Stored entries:
★ ★ ★ ★ ★ ★ ★
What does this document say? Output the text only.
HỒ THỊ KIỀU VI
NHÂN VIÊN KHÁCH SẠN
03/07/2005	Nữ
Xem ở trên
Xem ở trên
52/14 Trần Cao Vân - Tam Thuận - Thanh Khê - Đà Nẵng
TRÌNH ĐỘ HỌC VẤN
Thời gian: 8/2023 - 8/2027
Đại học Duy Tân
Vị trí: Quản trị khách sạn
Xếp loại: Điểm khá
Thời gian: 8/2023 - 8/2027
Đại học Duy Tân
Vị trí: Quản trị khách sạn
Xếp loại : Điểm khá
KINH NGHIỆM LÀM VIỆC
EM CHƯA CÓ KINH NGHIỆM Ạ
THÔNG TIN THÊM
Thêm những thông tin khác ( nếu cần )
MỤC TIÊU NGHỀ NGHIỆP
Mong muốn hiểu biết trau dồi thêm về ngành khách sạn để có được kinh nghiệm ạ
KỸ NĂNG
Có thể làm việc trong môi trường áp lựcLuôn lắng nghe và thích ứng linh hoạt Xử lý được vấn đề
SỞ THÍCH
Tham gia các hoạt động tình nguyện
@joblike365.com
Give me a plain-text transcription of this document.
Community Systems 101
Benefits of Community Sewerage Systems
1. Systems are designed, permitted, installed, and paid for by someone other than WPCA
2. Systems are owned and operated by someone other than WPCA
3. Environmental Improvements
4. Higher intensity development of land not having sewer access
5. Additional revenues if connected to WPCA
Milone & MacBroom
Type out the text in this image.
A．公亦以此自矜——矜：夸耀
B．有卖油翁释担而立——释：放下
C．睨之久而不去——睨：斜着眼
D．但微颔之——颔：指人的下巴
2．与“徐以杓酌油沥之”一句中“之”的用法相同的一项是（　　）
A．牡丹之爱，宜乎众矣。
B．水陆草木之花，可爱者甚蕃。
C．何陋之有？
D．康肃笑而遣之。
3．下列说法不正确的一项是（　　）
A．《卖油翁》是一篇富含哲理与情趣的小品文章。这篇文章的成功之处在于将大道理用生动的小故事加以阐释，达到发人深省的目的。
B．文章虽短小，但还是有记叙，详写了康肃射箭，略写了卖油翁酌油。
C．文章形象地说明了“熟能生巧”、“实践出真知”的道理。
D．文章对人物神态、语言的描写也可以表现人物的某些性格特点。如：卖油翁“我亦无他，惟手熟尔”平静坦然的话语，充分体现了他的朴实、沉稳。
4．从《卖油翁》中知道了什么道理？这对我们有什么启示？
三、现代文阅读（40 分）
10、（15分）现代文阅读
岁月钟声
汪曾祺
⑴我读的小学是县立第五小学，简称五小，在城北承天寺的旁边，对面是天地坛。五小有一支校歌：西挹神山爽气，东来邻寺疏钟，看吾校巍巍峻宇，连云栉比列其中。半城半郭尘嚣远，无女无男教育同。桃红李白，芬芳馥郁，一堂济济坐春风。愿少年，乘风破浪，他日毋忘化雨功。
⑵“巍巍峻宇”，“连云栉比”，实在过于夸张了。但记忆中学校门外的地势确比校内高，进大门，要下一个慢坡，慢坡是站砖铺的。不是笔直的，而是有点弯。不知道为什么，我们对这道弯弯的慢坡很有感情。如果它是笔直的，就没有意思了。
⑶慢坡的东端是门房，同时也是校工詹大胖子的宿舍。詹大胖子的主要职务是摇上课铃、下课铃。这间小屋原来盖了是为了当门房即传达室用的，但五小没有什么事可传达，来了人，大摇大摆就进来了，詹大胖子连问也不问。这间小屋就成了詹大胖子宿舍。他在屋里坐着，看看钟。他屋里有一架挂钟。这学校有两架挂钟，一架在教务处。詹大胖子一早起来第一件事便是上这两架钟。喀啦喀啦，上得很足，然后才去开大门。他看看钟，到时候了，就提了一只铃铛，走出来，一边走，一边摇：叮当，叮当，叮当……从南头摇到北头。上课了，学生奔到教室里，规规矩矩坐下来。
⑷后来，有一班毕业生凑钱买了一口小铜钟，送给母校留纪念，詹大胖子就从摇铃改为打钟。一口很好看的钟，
★ ★ ★ ★ ★ ★ ★
● Given request:
Extract every line from the one with "Give me a plain-text" down to the final line above, both included, exactly as written.

● Answer:
Give me a plain-text transcription of this document.
Community Systems 101
Benefits of Community Sewerage Systems
1. Systems are designed, permitted, installed, and paid for by someone other than WPCA
2. Systems are owned and operated by someone other than WPCA
3. Environmental Improvements
4. Higher intensity development of land not having sewer access
5. Additional revenues if connected to WPCA
Milone & MacBroom
Type out the text in this image.
A．公亦以此自矜——矜：夸耀
B．有卖油翁释担而立——释：放下
C．睨之久而不去——睨：斜着眼
D．但微颔之——颔：指人的下巴
2．与“徐以杓酌油沥之”一句中“之”的用法相同的一项是（　　）
A．牡丹之爱，宜乎众矣。
B．水陆草木之花，可爱者甚蕃。
C．何陋之有？
D．康肃笑而遣之。
3．下列说法不正确的一项是（　　）
A．《卖油翁》是一篇富含哲理与情趣的小品文章。这篇文章的成功之处在于将大道理用生动的小故事加以阐释，达到发人深省的目的。
B．文章虽短小，但还是有记叙，详写了康肃射箭，略写了卖油翁酌油。
C．文章形象地说明了“熟能生巧”、“实践出真知”的道理。
D．文章对人物神态、语言的描写也可以表现人物的某些性格特点。如：卖油翁“我亦无他，惟手熟尔”平静坦然的话语，充分体现了他的朴实、沉稳。
4．从《卖油翁》中知道了什么道理？这对我们有什么启示？
三、现代文阅读（40 分）
10、（15分）现代文阅读
岁月钟声
汪曾祺
⑴我读的小学是县立第五小学，简称五小，在城北承天寺的旁边，对面是天地坛。五小有一支校歌：西挹神山爽气，东来邻寺疏钟，看吾校巍巍峻宇，连云栉比列其中。半城半郭尘嚣远，无女无男教育同。桃红李白，芬芳馥郁，一堂济济坐春风。愿少年，乘风破浪，他日毋忘化雨功。
⑵“巍巍峻宇”，“连云栉比”，实在过于夸张了。但记忆中学校门外的地势确比校内高，进大门，要下一个慢坡，慢坡是站砖铺的。不是笔直的，而是有点弯。不知道为什么，我们对这道弯弯的慢坡很有感情。如果它是笔直的，就没有意思了。
⑶慢坡的东端是门房，同时也是校工詹大胖子的宿舍。詹大胖子的主要职务是摇上课铃、下课铃。这间小屋原来盖了是为了当门房即传达室用的，但五小没有什么事可传达，来了人，大摇大摆就进来了，詹大胖子连问也不问。这间小屋就成了詹大胖子宿舍。他在屋里坐着，看看钟。他屋里有一架挂钟。这学校有两架挂钟，一架在教务处。詹大胖子一早起来第一件事便是上这两架钟。喀啦喀啦，上得很足，然后才去开大门。他看看钟，到时候了，就提了一只铃铛，走出来，一边走，一边摇：叮当，叮当，叮当……从南头摇到北头。上课了，学生奔到教室里，规规矩矩坐下来。
⑷后来，有一班毕业生凑钱买了一口小铜钟，送给母校留纪念，詹大胖子就从摇铃改为打钟。一口很好看的钟，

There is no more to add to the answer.